EXERCISE PROMPT. Copy every line of the records below where the word "στον" occurs.

PROVIDED MATERIAL.

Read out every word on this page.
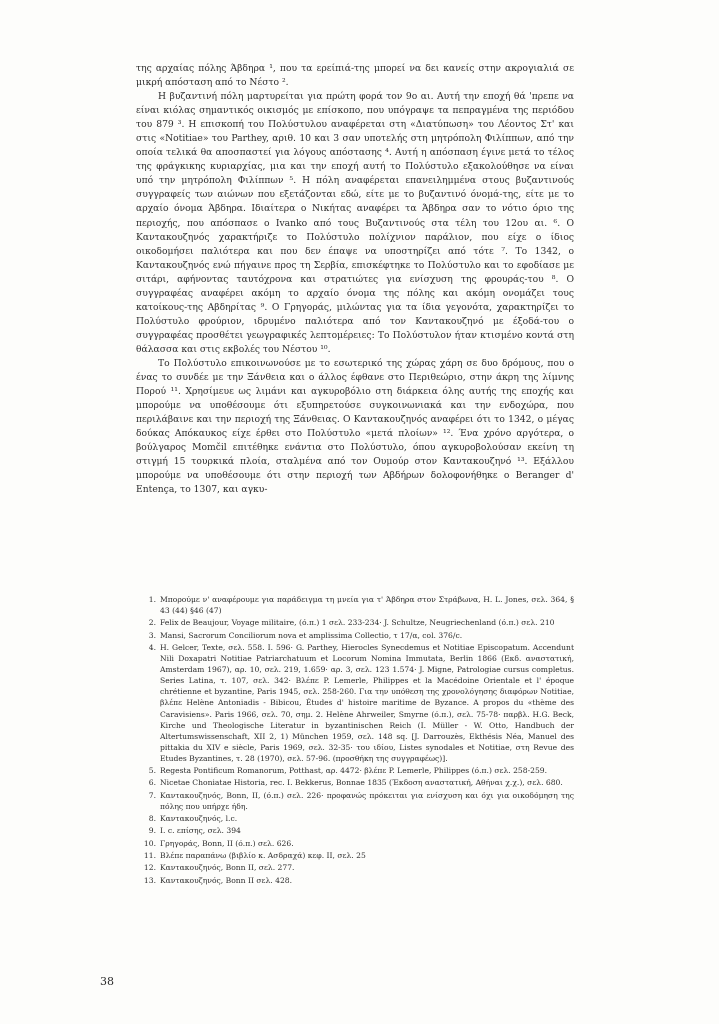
της αρχαίας πόλης Άβδηρα ¹, που τα ερείπιά-της μπορεί να δει κανείς στην ακρογιαλιά σε μικρή απόσταση από το Νέστο ².

Η βυζαντινή πόλη μαρτυρείται για πρώτη φορά τον 9ο αι. Αυτή την εποχή θά 'πρεπε να είναι κιόλας σημαντικός οικισμός με επίσκοπο, που υπόγραψε τα πεπραγμένα της περιόδου του 879 ³. Η επισκοπή του Πολύστυλου αναφέρεται στη «Διατύπωση» του Λέοντος Στ' και στις «Notitiae» του Parthey, αριθ. 10 και 3 σαν υποτελής στη μητρόπολη Φιλίππων, από την οποία τελικά θα αποσπαστεί για λόγους απόστασης ⁴. Αυτή η απόσπαση έγινε μετά το τέλος της φράγκικης κυριαρχίας, μια και την εποχή αυτή το Πολύστυλο εξακολούθησε να είναι υπό την μητρόπολη Φιλίππων ⁵. Η πόλη αναφέρεται επανειλημμένα στους βυζαντινούς συγγραφείς των αιώνων που εξετάζονται εδώ, είτε με το βυζαντινό όνομά-της, είτε με το αρχαίο όνομα Άβδηρα. Ιδιαίτερα ο Νικήτας αναφέρει τα Άβδηρα σαν το νότιο όριο της περιοχής, που απόσπασε ο Ivanko από τους Βυζαντινούς στα τέλη του 12ου αι. ⁶. Ο Καντακουζηνός χαρακτήριζε το Πολύστυλο πολίχνιον παράλιον, που είχε ο ίδιος οικοδομήσει παλιότερα και που δεν έπαψε να υποστηρίζει από τότε ⁷. Το 1342, ο Καντακουζηνός ενώ πήγαινε προς τη Σερβία, επισκέφτηκε το Πολύστυλο και το εφοδίασε με σιτάρι, αφήνοντας ταυτόχρονα και στρατιώτες για ενίσχυση της φρουράς-του ⁸. Ο συγγραφέας αναφέρει ακόμη το αρχαίο όνομα της πόλης και ακόμη ονομάζει τους κατοίκους-της Αβδηρίτας ⁹. Ο Γρηγοράς, μιλώντας για τα ίδια γεγονότα, χαρακτηρίζει το Πολύστυλο φρούριον, ιδρυμένο παλιότερα από τον Καντακουζηνό με έξοδά-του ο συγγραφέας προσθέτει γεωγραφικές λεπτομέρειες: Το Πολύστυλον ήταν κτισμένο κοντά στη θάλασσα και στις εκβολές του Νέστου ¹⁰.

Το Πολύστυλο επικοινωνούσε με το εσωτερικό της χώρας χάρη σε δυο δρόμους, που ο ένας το συνδέε με την Ξάνθεια και ο άλλος έφθανε στο Περιθεώριο, στην άκρη της λίμνης Πορού ¹¹. Χρησίμευε ως λιμάνι και αγκυροβόλιο στη διάρκεια όλης αυτής της εποχής και μπορούμε να υποθέσουμε ότι εξυπηρετούσε συγκοινωνιακά και την ενδοχώρα, που περιλάβαινε και την περιοχή της Ξάνθειας. Ο Καντακουζηνός αναφέρει ότι το 1342, ο μέγας δούκας Απόκαυκος είχε έρθει στο Πολύστυλο «μετά πλοίων» ¹². Ένα χρόνο αργότερα, ο βούλγαρος Momčil επιτέθηκε ενάντια στο Πολύστυλο, όπου αγκυροβολούσαν εκείνη τη στιγμή 15 τουρκικά πλοία, σταλμένα από τον Ουμούρ στον Καντακουζηνό ¹³. Εξάλλου μπορούμε να υποθέσουμε ότι στην περιοχή των Αβδήρων δολοφονήθηκε ο Beranger d' Entença, το 1307, και αγκυ-

1. Μπορούμε ν' αναφέρουμε για παράδειγμα τη μνεία για τ' Άβδηρα στον Στράβωνα, H. L. Jones, σελ. 364, § 43 (44) §46 (47)
2. Felix de Beaujour, Voyage militaire, (ό.π.) 1 σελ. 233-234· J. Schultze, Neugriechenland (ό.π.) σελ. 210
3. Mansi, Sacrorum Conciliorum nova et amplissima Collectio, τ 17/α, col. 376/c.
4. H. Gelcer, Texte, σελ. 558. I. 596· G. Parthey, Hierocles Synecdemus et Notitiae Episcopatum. Accendunt Nili Doxapatri Notitiae Patriarchatuum et Locorum Nomina Immutata, Berlin 1866 (Εκδ. αναστατική, Amsterdam 1967), αρ. 10, σελ. 219, 1.659· αρ. 3, σελ. 123 1.574· J. Migne, Patrologiae cursus completus. Series Latina, τ. 107, σελ. 342· Βλέπε P. Lemerle, Philippes et la Macédoine Orientale et l' époque chrétienne et byzantine, Paris 1945, σελ. 258-260. Για την υπόθεση της χρονολόγησης διαφόρων Notitiae, βλέπε Helène Antoniadis - Bibicou, Études d' histoire maritime de Byzance. A propos du «thème des Caravisiens». Paris 1966, σελ. 70, σημ. 2. Helène Ahrweiler, Smyrne (ό.π.), σελ. 75-78· παρβλ. H.G. Beck, Kirche und Theologische Literatur in byzantinischen Reich (I. Müller - W. Otto, Handbuch der Altertumswissenschaft, XII 2, 1) München 1959, σελ. 148 sq. [J. Darrouzès, Ekthésis Néa, Manuel des pittakia du XIV e siècle, Paris 1969, σελ. 32-35· του ιδίου, Listes synodales et Notitiae, στη Revue des Etudes Byzantines, τ. 28 (1970), σελ. 57-96. (προσθήκη της συγγραφέως)].
5. Regesta Pontificum Romanorum, Potthast, αρ. 4472· βλέπε P. Lemerle, Philippes (ό.π.) σελ. 258-259.
6. Nicetae Choniatae Historia, rec. I. Bekkerus, Bonnae 1835 (Έκδοση αναστατική, Αθήναι χ.χ.), σελ. 680.
7. Καντακουζηνός, Bonn, II, (ό.π.) σελ. 226· προφανώς πρόκειται για ενίσχυση και όχι για οικοδόμηση της πόλης που υπήρχε ήδη.
8. Καντακουζηνός, l.c.
9. I. c. επίσης, σελ. 394
10. Γρηγοράς, Bonn, II (ό.π.) σελ. 626.
11. Βλέπε παραπάνω (βιβλίο κ. Ασδραχά) κεφ. II, σελ. 25
12. Καντακουζηνός, Bonn II, σελ. 277.
13. Καντακουζηνός, Bonn II σελ. 428.
38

THE OUTPUT.
Το Πολύστυλο επικοινωνούσε με το εσωτερικό της χώρας χάρη σε δυο δρόμους, που ο ένας το συνδέε με την Ξάνθεια και ο άλλος έφθανε στο Περιθεώριο, στην άκρη της λίμνης Πορού ¹¹. Χρησίμευε ως λιμάνι και αγκυροβόλιο στη διάρκεια όλης αυτής της εποχής και μπορούμε να υποθέσουμε ότι εξυπηρετούσε συγκοινωνιακά και την ενδοχώρα, που περιλάβαινε και την περιοχή της Ξάνθειας. Ο Καντακουζηνός αναφέρει ότι το 1342, ο μέγας δούκας Απόκαυκος είχε έρθει στο Πολύστυλο «μετά πλοίων» ¹². Ένα χρόνο αργότερα, ο βούλγαρος Momčil επιτέθηκε ενάντια στο Πολύστυλο, όπου αγκυροβολούσαν εκείνη τη στιγμή 15 τουρκικά πλοία, σταλμένα από τον Ουμούρ στον Καντακουζηνό ¹³. Εξάλλου μπορούμε να υποθέσουμε ότι στην περιοχή των Αβδήρων δολοφονήθηκε ο Beranger d' Entença, το 1307, και αγκυ-
1. Μπορούμε ν' αναφέρουμε για παράδειγμα τη μνεία για τ' Άβδηρα στον Στράβωνα, H. L. Jones, σελ. 364, § 43 (44) §46 (47)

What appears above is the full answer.